(Material):
#####
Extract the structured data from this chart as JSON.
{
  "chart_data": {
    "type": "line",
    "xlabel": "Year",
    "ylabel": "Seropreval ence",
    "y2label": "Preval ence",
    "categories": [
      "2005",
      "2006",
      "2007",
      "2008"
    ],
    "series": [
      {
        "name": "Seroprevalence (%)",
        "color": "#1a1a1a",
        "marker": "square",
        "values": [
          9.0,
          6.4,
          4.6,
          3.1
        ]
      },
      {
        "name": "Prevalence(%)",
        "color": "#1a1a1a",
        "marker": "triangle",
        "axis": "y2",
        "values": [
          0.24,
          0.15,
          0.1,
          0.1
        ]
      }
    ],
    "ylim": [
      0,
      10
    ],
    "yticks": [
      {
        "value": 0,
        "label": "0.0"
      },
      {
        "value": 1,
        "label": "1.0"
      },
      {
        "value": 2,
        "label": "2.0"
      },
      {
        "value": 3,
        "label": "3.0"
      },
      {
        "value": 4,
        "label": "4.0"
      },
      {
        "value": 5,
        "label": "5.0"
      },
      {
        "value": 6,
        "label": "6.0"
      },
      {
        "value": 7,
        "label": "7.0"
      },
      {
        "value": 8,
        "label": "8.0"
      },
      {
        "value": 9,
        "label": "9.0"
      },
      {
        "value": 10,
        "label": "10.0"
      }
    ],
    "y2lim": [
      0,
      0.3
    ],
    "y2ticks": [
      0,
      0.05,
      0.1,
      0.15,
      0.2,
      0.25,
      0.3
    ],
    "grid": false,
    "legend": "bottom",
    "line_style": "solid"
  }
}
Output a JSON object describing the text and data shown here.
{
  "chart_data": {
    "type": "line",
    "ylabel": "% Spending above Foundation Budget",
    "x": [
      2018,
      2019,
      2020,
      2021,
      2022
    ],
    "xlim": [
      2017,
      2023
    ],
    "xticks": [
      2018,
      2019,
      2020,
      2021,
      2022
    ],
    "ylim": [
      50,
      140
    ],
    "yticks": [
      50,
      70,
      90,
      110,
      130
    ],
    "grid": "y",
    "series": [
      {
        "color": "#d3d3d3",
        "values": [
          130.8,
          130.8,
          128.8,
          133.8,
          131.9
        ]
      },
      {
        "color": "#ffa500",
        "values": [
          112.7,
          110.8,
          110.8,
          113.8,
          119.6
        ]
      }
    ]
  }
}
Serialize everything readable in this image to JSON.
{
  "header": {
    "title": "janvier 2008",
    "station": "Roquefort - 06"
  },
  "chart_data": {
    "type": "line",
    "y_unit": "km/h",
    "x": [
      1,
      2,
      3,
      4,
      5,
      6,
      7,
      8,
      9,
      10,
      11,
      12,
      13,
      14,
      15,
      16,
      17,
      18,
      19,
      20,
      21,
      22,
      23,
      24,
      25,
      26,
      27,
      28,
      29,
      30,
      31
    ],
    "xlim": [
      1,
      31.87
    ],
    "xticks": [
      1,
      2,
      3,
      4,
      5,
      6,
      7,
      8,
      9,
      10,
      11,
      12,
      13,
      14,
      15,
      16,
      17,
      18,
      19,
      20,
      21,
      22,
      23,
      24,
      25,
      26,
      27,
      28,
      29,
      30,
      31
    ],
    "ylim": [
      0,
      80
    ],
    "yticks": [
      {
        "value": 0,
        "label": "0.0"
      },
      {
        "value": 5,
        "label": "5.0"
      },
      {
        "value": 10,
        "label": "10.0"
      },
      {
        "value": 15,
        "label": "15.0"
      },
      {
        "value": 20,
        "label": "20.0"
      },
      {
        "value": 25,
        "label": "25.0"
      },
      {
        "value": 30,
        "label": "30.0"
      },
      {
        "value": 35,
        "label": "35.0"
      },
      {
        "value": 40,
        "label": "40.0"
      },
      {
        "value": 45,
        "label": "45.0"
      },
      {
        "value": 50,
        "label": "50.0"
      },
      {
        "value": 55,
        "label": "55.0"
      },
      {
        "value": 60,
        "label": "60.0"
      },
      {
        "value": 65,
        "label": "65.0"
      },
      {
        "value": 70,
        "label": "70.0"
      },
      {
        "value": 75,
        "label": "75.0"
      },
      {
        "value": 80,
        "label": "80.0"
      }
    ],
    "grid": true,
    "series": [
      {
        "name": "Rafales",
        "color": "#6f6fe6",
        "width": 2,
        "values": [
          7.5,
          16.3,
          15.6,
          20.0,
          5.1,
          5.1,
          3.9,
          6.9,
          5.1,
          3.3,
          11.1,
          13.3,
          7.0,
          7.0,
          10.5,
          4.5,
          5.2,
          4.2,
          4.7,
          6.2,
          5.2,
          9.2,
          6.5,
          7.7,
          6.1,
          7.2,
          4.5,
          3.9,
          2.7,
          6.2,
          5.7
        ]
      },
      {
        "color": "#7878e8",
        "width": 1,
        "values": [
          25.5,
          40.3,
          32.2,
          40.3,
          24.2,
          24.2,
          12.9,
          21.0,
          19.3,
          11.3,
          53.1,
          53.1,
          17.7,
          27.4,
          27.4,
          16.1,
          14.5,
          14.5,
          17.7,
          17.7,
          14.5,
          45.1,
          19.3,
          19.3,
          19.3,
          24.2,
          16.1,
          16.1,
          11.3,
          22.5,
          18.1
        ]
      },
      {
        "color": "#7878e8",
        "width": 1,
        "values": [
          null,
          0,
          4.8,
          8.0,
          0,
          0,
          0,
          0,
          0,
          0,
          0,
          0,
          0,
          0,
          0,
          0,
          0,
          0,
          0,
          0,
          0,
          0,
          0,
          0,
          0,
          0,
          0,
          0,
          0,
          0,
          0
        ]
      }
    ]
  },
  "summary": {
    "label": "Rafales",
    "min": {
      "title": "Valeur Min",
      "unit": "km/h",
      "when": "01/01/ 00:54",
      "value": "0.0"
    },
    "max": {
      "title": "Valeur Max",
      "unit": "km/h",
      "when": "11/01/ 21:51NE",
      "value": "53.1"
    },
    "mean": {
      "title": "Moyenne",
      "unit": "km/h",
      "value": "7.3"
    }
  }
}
#####
(Written instruction): Each line above is to be repeated exactly.

(Complete output):
Extract the structured data from this chart as JSON.
{
  "chart_data": {
    "type": "line",
    "xlabel": "Year",
    "ylabel": "Seropreval ence",
    "y2label": "Preval ence",
    "categories": [
      "2005",
      "2006",
      "2007",
      "2008"
    ],
    "series": [
      {
        "name": "Seroprevalence (%)",
        "color": "#1a1a1a",
        "marker": "square",
        "values": [
          9.0,
          6.4,
          4.6,
          3.1
        ]
      },
      {
        "name": "Prevalence(%)",
        "color": "#1a1a1a",
        "marker": "triangle",
        "axis": "y2",
        "values": [
          0.24,
          0.15,
          0.1,
          0.1
        ]
      }
    ],
    "ylim": [
      0,
      10
    ],
    "yticks": [
      {
        "value": 0,
        "label": "0.0"
      },
      {
        "value": 1,
        "label": "1.0"
      },
      {
        "value": 2,
        "label": "2.0"
      },
      {
        "value": 3,
        "label": "3.0"
      },
      {
        "value": 4,
        "label": "4.0"
      },
      {
        "value": 5,
        "label": "5.0"
      },
      {
        "value": 6,
        "label": "6.0"
      },
      {
        "value": 7,
        "label": "7.0"
      },
      {
        "value": 8,
        "label": "8.0"
      },
      {
        "value": 9,
        "label": "9.0"
      },
      {
        "value": 10,
        "label": "10.0"
      }
    ],
    "y2lim": [
      0,
      0.3
    ],
    "y2ticks": [
      0,
      0.05,
      0.1,
      0.15,
      0.2,
      0.25,
      0.3
    ],
    "grid": false,
    "legend": "bottom",
    "line_style": "solid"
  }
}
Output a JSON object describing the text and data shown here.
{
  "chart_data": {
    "type": "line",
    "ylabel": "% Spending above Foundation Budget",
    "x": [
      2018,
      2019,
      2020,
      2021,
      2022
    ],
    "xlim": [
      2017,
      2023
    ],
    "xticks": [
      2018,
      2019,
      2020,
      2021,
      2022
    ],
    "ylim": [
      50,
      140
    ],
    "yticks": [
      50,
      70,
      90,
      110,
      130
    ],
    "grid": "y",
    "series": [
      {
        "color": "#d3d3d3",
        "values": [
          130.8,
          130.8,
          128.8,
          133.8,
          131.9
        ]
      },
      {
        "color": "#ffa500",
        "values": [
          112.7,
          110.8,
          110.8,
          113.8,
          119.6
        ]
      }
    ]
  }
}
Serialize everything readable in this image to JSON.
{
  "header": {
    "title": "janvier 2008",
    "station": "Roquefort - 06"
  },
  "chart_data": {
    "type": "line",
    "y_unit": "km/h",
    "x": [
      1,
      2,
      3,
      4,
      5,
      6,
      7,
      8,
      9,
      10,
      11,
      12,
      13,
      14,
      15,
      16,
      17,
      18,
      19,
      20,
      21,
      22,
      23,
      24,
      25,
      26,
      27,
      28,
      29,
      30,
      31
    ],
    "xlim": [
      1,
      31.87
    ],
    "xticks": [
      1,
      2,
      3,
      4,
      5,
      6,
      7,
      8,
      9,
      10,
      11,
      12,
      13,
      14,
      15,
      16,
      17,
      18,
      19,
      20,
      21,
      22,
      23,
      24,
      25,
      26,
      27,
      28,
      29,
      30,
      31
    ],
    "ylim": [
      0,
      80
    ],
    "yticks": [
      {
        "value": 0,
        "label": "0.0"
      },
      {
        "value": 5,
        "label": "5.0"
      },
      {
        "value": 10,
        "label": "10.0"
      },
      {
        "value": 15,
        "label": "15.0"
      },
      {
        "value": 20,
        "label": "20.0"
      },
      {
        "value": 25,
        "label": "25.0"
      },
      {
        "value": 30,
        "label": "30.0"
      },
      {
        "value": 35,
        "label": "35.0"
      },
      {
        "value": 40,
        "label": "40.0"
      },
      {
        "value": 45,
        "label": "45.0"
      },
      {
        "value": 50,
        "label": "50.0"
      },
      {
        "value": 55,
        "label": "55.0"
      },
      {
        "value": 60,
        "label": "60.0"
      },
      {
        "value": 65,
        "label": "65.0"
      },
      {
        "value": 70,
        "label": "70.0"
      },
      {
        "value": 75,
        "label": "75.0"
      },
      {
        "value": 80,
        "label": "80.0"
      }
    ],
    "grid": true,
    "series": [
      {
        "name": "Rafales",
        "color": "#6f6fe6",
        "width": 2,
        "values": [
          7.5,
          16.3,
          15.6,
          20.0,
          5.1,
          5.1,
          3.9,
          6.9,
          5.1,
          3.3,
          11.1,
          13.3,
          7.0,
          7.0,
          10.5,
          4.5,
          5.2,
          4.2,
          4.7,
          6.2,
          5.2,
          9.2,
          6.5,
          7.7,
          6.1,
          7.2,
          4.5,
          3.9,
          2.7,
          6.2,
          5.7
        ]
      },
      {
        "color": "#7878e8",
        "width": 1,
        "values": [
          25.5,
          40.3,
          32.2,
          40.3,
          24.2,
          24.2,
          12.9,
          21.0,
          19.3,
          11.3,
          53.1,
          53.1,
          17.7,
          27.4,
          27.4,
          16.1,
          14.5,
          14.5,
          17.7,
          17.7,
          14.5,
          45.1,
          19.3,
          19.3,
          19.3,
          24.2,
          16.1,
          16.1,
          11.3,
          22.5,
          18.1
        ]
      },
      {
        "color": "#7878e8",
        "width": 1,
        "values": [
          null,
          0,
          4.8,
          8.0,
          0,
          0,
          0,
          0,
          0,
          0,
          0,
          0,
          0,
          0,
          0,
          0,
          0,
          0,
          0,
          0,
          0,
          0,
          0,
          0,
          0,
          0,
          0,
          0,
          0,
          0,
          0
        ]
      }
    ]
  },
  "summary": {
    "label": "Rafales",
    "min": {
      "title": "Valeur Min",
      "unit": "km/h",
      "when": "01/01/ 00:54",
      "value": "0.0"
    },
    "max": {
      "title": "Valeur Max",
      "unit": "km/h",
      "when": "11/01/ 21:51NE",
      "value": "53.1"
    },
    "mean": {
      "title": "Moyenne",
      "unit": "km/h",
      "value": "7.3"
    }
  }
}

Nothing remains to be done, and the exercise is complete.